Task description —
Reproduce all of the records exactly.

Items from a dataset —
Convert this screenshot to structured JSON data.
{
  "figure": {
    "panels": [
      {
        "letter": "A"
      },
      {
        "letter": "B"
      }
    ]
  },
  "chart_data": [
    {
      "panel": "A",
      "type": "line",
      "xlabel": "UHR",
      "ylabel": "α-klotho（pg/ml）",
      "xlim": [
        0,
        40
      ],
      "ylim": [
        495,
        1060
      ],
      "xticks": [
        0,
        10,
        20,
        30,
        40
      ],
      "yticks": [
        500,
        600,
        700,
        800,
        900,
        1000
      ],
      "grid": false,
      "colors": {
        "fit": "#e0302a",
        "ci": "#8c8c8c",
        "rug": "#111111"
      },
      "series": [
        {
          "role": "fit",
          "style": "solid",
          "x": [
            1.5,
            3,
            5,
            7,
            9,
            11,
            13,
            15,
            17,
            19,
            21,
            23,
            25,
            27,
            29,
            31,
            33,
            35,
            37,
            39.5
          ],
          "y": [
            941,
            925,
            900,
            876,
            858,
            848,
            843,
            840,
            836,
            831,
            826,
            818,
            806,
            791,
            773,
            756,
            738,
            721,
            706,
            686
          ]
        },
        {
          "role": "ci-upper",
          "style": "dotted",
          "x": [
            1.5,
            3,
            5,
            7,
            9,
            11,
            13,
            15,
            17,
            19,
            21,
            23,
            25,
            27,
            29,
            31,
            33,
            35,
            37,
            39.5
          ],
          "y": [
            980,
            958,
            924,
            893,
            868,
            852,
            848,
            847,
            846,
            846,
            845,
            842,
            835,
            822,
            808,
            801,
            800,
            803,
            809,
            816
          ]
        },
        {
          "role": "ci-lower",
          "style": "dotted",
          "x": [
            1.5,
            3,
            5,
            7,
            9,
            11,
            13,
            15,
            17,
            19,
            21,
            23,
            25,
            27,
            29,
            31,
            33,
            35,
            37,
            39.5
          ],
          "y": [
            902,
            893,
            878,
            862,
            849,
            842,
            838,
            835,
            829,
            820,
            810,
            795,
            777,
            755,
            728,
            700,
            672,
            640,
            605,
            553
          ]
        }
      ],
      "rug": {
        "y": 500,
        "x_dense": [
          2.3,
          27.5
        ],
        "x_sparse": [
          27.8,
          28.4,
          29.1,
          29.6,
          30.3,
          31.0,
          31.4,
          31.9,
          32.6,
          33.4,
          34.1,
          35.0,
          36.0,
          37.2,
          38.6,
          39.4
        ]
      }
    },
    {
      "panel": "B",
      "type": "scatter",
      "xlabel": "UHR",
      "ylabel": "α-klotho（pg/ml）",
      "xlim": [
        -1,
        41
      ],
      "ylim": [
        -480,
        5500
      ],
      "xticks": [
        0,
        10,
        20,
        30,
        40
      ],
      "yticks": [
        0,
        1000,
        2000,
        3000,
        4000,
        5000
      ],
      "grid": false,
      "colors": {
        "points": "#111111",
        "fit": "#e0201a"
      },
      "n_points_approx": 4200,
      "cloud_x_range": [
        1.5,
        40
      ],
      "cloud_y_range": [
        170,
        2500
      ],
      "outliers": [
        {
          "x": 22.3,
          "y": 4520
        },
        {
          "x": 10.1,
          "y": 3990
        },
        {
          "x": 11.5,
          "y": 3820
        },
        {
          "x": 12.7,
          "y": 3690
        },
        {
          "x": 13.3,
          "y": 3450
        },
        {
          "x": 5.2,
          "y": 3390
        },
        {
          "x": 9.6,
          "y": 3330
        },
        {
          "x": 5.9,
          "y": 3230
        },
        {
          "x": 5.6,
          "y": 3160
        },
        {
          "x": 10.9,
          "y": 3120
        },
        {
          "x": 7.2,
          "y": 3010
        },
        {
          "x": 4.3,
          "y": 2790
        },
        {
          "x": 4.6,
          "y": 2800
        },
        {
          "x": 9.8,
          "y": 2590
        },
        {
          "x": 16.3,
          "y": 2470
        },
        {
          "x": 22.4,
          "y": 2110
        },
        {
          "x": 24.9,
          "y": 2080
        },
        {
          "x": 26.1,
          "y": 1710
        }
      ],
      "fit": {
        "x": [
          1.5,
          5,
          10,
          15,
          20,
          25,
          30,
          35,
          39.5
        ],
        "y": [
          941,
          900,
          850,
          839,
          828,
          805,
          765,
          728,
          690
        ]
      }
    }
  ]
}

Completed task —
Convert this screenshot to structured JSON data.
{
  "figure": {
    "panels": [
      {
        "letter": "A"
      },
      {
        "letter": "B"
      }
    ]
  },
  "chart_data": [
    {
      "panel": "A",
      "type": "line",
      "xlabel": "UHR",
      "ylabel": "α-klotho（pg/ml）",
      "xlim": [
        0,
        40
      ],
      "ylim": [
        495,
        1060
      ],
      "xticks": [
        0,
        10,
        20,
        30,
        40
      ],
      "yticks": [
        500,
        600,
        700,
        800,
        900,
        1000
      ],
      "grid": false,
      "colors": {
        "fit": "#e0302a",
        "ci": "#8c8c8c",
        "rug": "#111111"
      },
      "series": [
        {
          "role": "fit",
          "style": "solid",
          "x": [
            1.5,
            3,
            5,
            7,
            9,
            11,
            13,
            15,
            17,
            19,
            21,
            23,
            25,
            27,
            29,
            31,
            33,
            35,
            37,
            39.5
          ],
          "y": [
            941,
            925,
            900,
            876,
            858,
            848,
            843,
            840,
            836,
            831,
            826,
            818,
            806,
            791,
            773,
            756,
            738,
            721,
            706,
            686
          ]
        },
        {
          "role": "ci-upper",
          "style": "dotted",
          "x": [
            1.5,
            3,
            5,
            7,
            9,
            11,
            13,
            15,
            17,
            19,
            21,
            23,
            25,
            27,
            29,
            31,
            33,
            35,
            37,
            39.5
          ],
          "y": [
            980,
            958,
            924,
            893,
            868,
            852,
            848,
            847,
            846,
            846,
            845,
            842,
            835,
            822,
            808,
            801,
            800,
            803,
            809,
            816
          ]
        },
        {
          "role": "ci-lower",
          "style": "dotted",
          "x": [
            1.5,
            3,
            5,
            7,
            9,
            11,
            13,
            15,
            17,
            19,
            21,
            23,
            25,
            27,
            29,
            31,
            33,
            35,
            37,
            39.5
          ],
          "y": [
            902,
            893,
            878,
            862,
            849,
            842,
            838,
            835,
            829,
            820,
            810,
            795,
            777,
            755,
            728,
            700,
            672,
            640,
            605,
            553
          ]
        }
      ],
      "rug": {
        "y": 500,
        "x_dense": [
          2.3,
          27.5
        ],
        "x_sparse": [
          27.8,
          28.4,
          29.1,
          29.6,
          30.3,
          31.0,
          31.4,
          31.9,
          32.6,
          33.4,
          34.1,
          35.0,
          36.0,
          37.2,
          38.6,
          39.4
        ]
      }
    },
    {
      "panel": "B",
      "type": "scatter",
      "xlabel": "UHR",
      "ylabel": "α-klotho（pg/ml）",
      "xlim": [
        -1,
        41
      ],
      "ylim": [
        -480,
        5500
      ],
      "xticks": [
        0,
        10,
        20,
        30,
        40
      ],
      "yticks": [
        0,
        1000,
        2000,
        3000,
        4000,
        5000
      ],
      "grid": false,
      "colors": {
        "points": "#111111",
        "fit": "#e0201a"
      },
      "n_points_approx": 4200,
      "cloud_x_range": [
        1.5,
        40
      ],
      "cloud_y_range": [
        170,
        2500
      ],
      "outliers": [
        {
          "x": 22.3,
          "y": 4520
        },
        {
          "x": 10.1,
          "y": 3990
        },
        {
          "x": 11.5,
          "y": 3820
        },
        {
          "x": 12.7,
          "y": 3690
        },
        {
          "x": 13.3,
          "y": 3450
        },
        {
          "x": 5.2,
          "y": 3390
        },
        {
          "x": 9.6,
          "y": 3330
        },
        {
          "x": 5.9,
          "y": 3230
        },
        {
          "x": 5.6,
          "y": 3160
        },
        {
          "x": 10.9,
          "y": 3120
        },
        {
          "x": 7.2,
          "y": 3010
        },
        {
          "x": 4.3,
          "y": 2790
        },
        {
          "x": 4.6,
          "y": 2800
        },
        {
          "x": 9.8,
          "y": 2590
        },
        {
          "x": 16.3,
          "y": 2470
        },
        {
          "x": 22.4,
          "y": 2110
        },
        {
          "x": 24.9,
          "y": 2080
        },
        {
          "x": 26.1,
          "y": 1710
        }
      ],
      "fit": {
        "x": [
          1.5,
          5,
          10,
          15,
          20,
          25,
          30,
          35,
          39.5
        ],
        "y": [
          941,
          900,
          850,
          839,
          828,
          805,
          765,
          728,
          690
        ]
      }
    }
  ]
}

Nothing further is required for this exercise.